=== Section Start ===

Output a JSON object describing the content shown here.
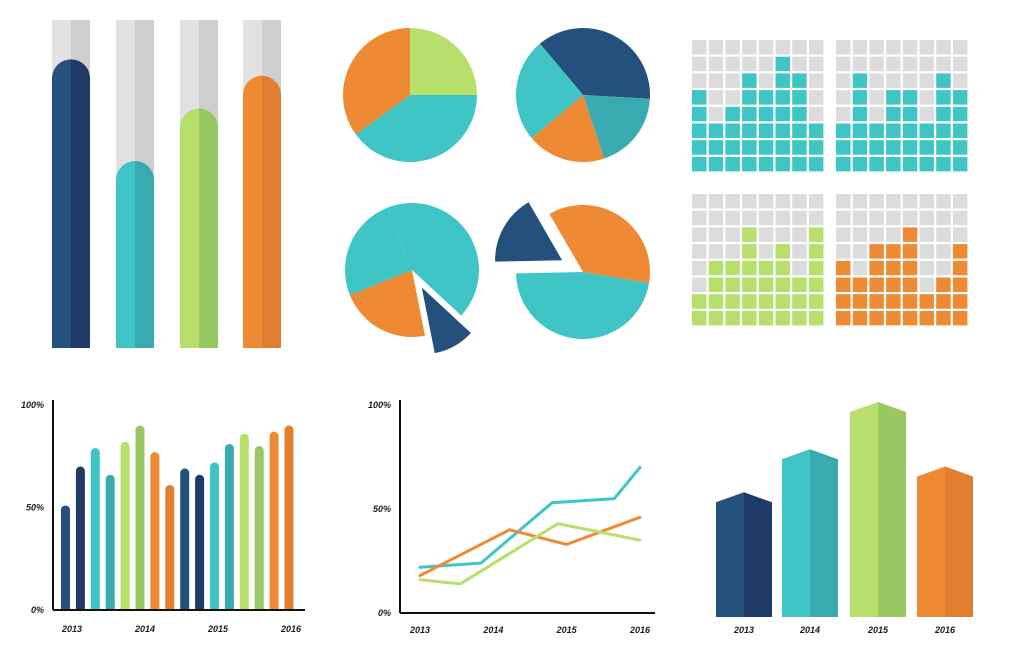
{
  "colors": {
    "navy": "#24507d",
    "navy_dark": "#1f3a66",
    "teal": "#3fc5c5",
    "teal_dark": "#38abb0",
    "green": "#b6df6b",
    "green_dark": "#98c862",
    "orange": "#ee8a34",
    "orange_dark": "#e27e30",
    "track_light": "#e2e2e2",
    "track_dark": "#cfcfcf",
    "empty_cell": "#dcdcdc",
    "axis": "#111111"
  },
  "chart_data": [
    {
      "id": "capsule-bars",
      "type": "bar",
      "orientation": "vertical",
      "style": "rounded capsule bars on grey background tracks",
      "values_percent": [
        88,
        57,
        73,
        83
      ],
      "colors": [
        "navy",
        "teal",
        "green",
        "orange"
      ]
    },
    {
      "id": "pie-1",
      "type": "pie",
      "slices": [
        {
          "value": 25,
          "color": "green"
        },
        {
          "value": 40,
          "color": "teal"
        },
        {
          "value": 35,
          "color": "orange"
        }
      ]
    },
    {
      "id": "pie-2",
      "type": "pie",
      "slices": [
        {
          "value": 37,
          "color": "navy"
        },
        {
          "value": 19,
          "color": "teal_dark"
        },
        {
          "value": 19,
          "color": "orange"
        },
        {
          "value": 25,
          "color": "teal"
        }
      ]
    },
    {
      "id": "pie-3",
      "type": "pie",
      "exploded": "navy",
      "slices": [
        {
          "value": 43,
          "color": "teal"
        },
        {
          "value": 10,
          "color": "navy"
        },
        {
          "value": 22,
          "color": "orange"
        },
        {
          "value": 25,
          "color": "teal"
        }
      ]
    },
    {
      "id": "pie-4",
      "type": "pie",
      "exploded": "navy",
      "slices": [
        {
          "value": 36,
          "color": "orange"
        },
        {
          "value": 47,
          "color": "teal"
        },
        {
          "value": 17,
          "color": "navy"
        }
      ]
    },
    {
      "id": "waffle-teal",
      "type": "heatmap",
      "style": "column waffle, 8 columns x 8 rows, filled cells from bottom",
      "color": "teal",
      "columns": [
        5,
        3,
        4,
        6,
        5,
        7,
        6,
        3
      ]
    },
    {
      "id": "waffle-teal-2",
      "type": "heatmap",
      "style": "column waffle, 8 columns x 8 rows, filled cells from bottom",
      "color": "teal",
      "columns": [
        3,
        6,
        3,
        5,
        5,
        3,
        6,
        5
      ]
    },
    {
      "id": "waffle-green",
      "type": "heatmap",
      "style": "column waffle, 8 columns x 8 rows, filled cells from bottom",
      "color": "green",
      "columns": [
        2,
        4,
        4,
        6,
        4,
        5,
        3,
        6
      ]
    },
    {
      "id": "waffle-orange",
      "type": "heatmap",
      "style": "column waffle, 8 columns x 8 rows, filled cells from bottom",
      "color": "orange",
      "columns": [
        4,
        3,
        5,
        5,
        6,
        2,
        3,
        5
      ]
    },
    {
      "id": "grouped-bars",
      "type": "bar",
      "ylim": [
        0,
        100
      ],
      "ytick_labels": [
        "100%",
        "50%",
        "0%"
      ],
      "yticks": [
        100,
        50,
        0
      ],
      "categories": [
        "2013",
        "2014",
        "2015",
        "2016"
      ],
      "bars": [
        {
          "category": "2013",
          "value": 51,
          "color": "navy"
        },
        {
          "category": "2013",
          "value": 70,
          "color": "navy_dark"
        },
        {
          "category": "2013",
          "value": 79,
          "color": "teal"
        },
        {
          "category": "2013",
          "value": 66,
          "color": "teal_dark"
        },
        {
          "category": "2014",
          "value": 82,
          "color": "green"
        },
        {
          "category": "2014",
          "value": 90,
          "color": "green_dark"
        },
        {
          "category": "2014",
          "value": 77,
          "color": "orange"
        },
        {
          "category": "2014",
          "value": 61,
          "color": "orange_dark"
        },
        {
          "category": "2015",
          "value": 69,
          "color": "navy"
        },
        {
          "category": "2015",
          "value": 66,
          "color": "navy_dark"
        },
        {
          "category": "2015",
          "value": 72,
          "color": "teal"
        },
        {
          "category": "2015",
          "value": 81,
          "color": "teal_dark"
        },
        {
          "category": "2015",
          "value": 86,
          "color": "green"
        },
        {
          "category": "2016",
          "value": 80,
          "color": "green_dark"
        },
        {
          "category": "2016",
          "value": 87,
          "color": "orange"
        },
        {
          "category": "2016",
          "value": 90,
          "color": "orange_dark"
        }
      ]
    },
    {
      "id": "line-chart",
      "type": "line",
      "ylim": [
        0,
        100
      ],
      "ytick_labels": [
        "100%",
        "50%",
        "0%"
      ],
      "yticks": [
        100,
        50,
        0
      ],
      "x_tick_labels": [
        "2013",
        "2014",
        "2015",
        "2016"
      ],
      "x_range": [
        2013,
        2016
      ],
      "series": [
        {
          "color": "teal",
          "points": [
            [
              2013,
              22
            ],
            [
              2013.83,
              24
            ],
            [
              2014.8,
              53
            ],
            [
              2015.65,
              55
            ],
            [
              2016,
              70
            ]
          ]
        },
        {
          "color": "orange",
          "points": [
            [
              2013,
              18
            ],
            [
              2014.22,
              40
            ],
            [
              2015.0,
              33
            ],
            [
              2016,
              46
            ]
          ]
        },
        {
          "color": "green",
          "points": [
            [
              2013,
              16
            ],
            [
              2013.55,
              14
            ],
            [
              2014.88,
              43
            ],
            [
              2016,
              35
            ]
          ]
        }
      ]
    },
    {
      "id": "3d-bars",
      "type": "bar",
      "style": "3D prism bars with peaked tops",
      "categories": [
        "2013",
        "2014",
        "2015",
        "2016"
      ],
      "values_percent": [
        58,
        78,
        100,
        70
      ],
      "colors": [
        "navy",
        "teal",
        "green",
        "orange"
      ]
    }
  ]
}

=== Section End ===

§ **Problem details**: All entries are to be duplicated exactly, with the pictures left out.

§ **Answer section**:
Output a JSON object describing the content shown here.
{
  "colors": {
    "navy": "#24507d",
    "navy_dark": "#1f3a66",
    "teal": "#3fc5c5",
    "teal_dark": "#38abb0",
    "green": "#b6df6b",
    "green_dark": "#98c862",
    "orange": "#ee8a34",
    "orange_dark": "#e27e30",
    "track_light": "#e2e2e2",
    "track_dark": "#cfcfcf",
    "empty_cell": "#dcdcdc",
    "axis": "#111111"
  },
  "chart_data": [
    {
      "id": "capsule-bars",
      "type": "bar",
      "orientation": "vertical",
      "style": "rounded capsule bars on grey background tracks",
      "values_percent": [
        88,
        57,
        73,
        83
      ],
      "colors": [
        "navy",
        "teal",
        "green",
        "orange"
      ]
    },
    {
      "id": "pie-1",
      "type": "pie",
      "slices": [
        {
          "value": 25,
          "color": "green"
        },
        {
          "value": 40,
          "color": "teal"
        },
        {
          "value": 35,
          "color": "orange"
        }
      ]
    },
    {
      "id": "pie-2",
      "type": "pie",
      "slices": [
        {
          "value": 37,
          "color": "navy"
        },
        {
          "value": 19,
          "color": "teal_dark"
        },
        {
          "value": 19,
          "color": "orange"
        },
        {
          "value": 25,
          "color": "teal"
        }
      ]
    },
    {
      "id": "pie-3",
      "type": "pie",
      "exploded": "navy",
      "slices": [
        {
          "value": 43,
          "color": "teal"
        },
        {
          "value": 10,
          "color": "navy"
        },
        {
          "value": 22,
          "color": "orange"
        },
        {
          "value": 25,
          "color": "teal"
        }
      ]
    },
    {
      "id": "pie-4",
      "type": "pie",
      "exploded": "navy",
      "slices": [
        {
          "value": 36,
          "color": "orange"
        },
        {
          "value": 47,
          "color": "teal"
        },
        {
          "value": 17,
          "color": "navy"
        }
      ]
    },
    {
      "id": "waffle-teal",
      "type": "heatmap",
      "style": "column waffle, 8 columns x 8 rows, filled cells from bottom",
      "color": "teal",
      "columns": [
        5,
        3,
        4,
        6,
        5,
        7,
        6,
        3
      ]
    },
    {
      "id": "waffle-teal-2",
      "type": "heatmap",
      "style": "column waffle, 8 columns x 8 rows, filled cells from bottom",
      "color": "teal",
      "columns": [
        3,
        6,
        3,
        5,
        5,
        3,
        6,
        5
      ]
    },
    {
      "id": "waffle-green",
      "type": "heatmap",
      "style": "column waffle, 8 columns x 8 rows, filled cells from bottom",
      "color": "green",
      "columns": [
        2,
        4,
        4,
        6,
        4,
        5,
        3,
        6
      ]
    },
    {
      "id": "waffle-orange",
      "type": "heatmap",
      "style": "column waffle, 8 columns x 8 rows, filled cells from bottom",
      "color": "orange",
      "columns": [
        4,
        3,
        5,
        5,
        6,
        2,
        3,
        5
      ]
    },
    {
      "id": "grouped-bars",
      "type": "bar",
      "ylim": [
        0,
        100
      ],
      "ytick_labels": [
        "100%",
        "50%",
        "0%"
      ],
      "yticks": [
        100,
        50,
        0
      ],
      "categories": [
        "2013",
        "2014",
        "2015",
        "2016"
      ],
      "bars": [
        {
          "category": "2013",
          "value": 51,
          "color": "navy"
        },
        {
          "category": "2013",
          "value": 70,
          "color": "navy_dark"
        },
        {
          "category": "2013",
          "value": 79,
          "color": "teal"
        },
        {
          "category": "2013",
          "value": 66,
          "color": "teal_dark"
        },
        {
          "category": "2014",
          "value": 82,
          "color": "green"
        },
        {
          "category": "2014",
          "value": 90,
          "color": "green_dark"
        },
        {
          "category": "2014",
          "value": 77,
          "color": "orange"
        },
        {
          "category": "2014",
          "value": 61,
          "color": "orange_dark"
        },
        {
          "category": "2015",
          "value": 69,
          "color": "navy"
        },
        {
          "category": "2015",
          "value": 66,
          "color": "navy_dark"
        },
        {
          "category": "2015",
          "value": 72,
          "color": "teal"
        },
        {
          "category": "2015",
          "value": 81,
          "color": "teal_dark"
        },
        {
          "category": "2015",
          "value": 86,
          "color": "green"
        },
        {
          "category": "2016",
          "value": 80,
          "color": "green_dark"
        },
        {
          "category": "2016",
          "value": 87,
          "color": "orange"
        },
        {
          "category": "2016",
          "value": 90,
          "color": "orange_dark"
        }
      ]
    },
    {
      "id": "line-chart",
      "type": "line",
      "ylim": [
        0,
        100
      ],
      "ytick_labels": [
        "100%",
        "50%",
        "0%"
      ],
      "yticks": [
        100,
        50,
        0
      ],
      "x_tick_labels": [
        "2013",
        "2014",
        "2015",
        "2016"
      ],
      "x_range": [
        2013,
        2016
      ],
      "series": [
        {
          "color": "teal",
          "points": [
            [
              2013,
              22
            ],
            [
              2013.83,
              24
            ],
            [
              2014.8,
              53
            ],
            [
              2015.65,
              55
            ],
            [
              2016,
              70
            ]
          ]
        },
        {
          "color": "orange",
          "points": [
            [
              2013,
              18
            ],
            [
              2014.22,
              40
            ],
            [
              2015.0,
              33
            ],
            [
              2016,
              46
            ]
          ]
        },
        {
          "color": "green",
          "points": [
            [
              2013,
              16
            ],
            [
              2013.55,
              14
            ],
            [
              2014.88,
              43
            ],
            [
              2016,
              35
            ]
          ]
        }
      ]
    },
    {
      "id": "3d-bars",
      "type": "bar",
      "style": "3D prism bars with peaked tops",
      "categories": [
        "2013",
        "2014",
        "2015",
        "2016"
      ],
      "values_percent": [
        58,
        78,
        100,
        70
      ],
      "colors": [
        "navy",
        "teal",
        "green",
        "orange"
      ]
    }
  ]
}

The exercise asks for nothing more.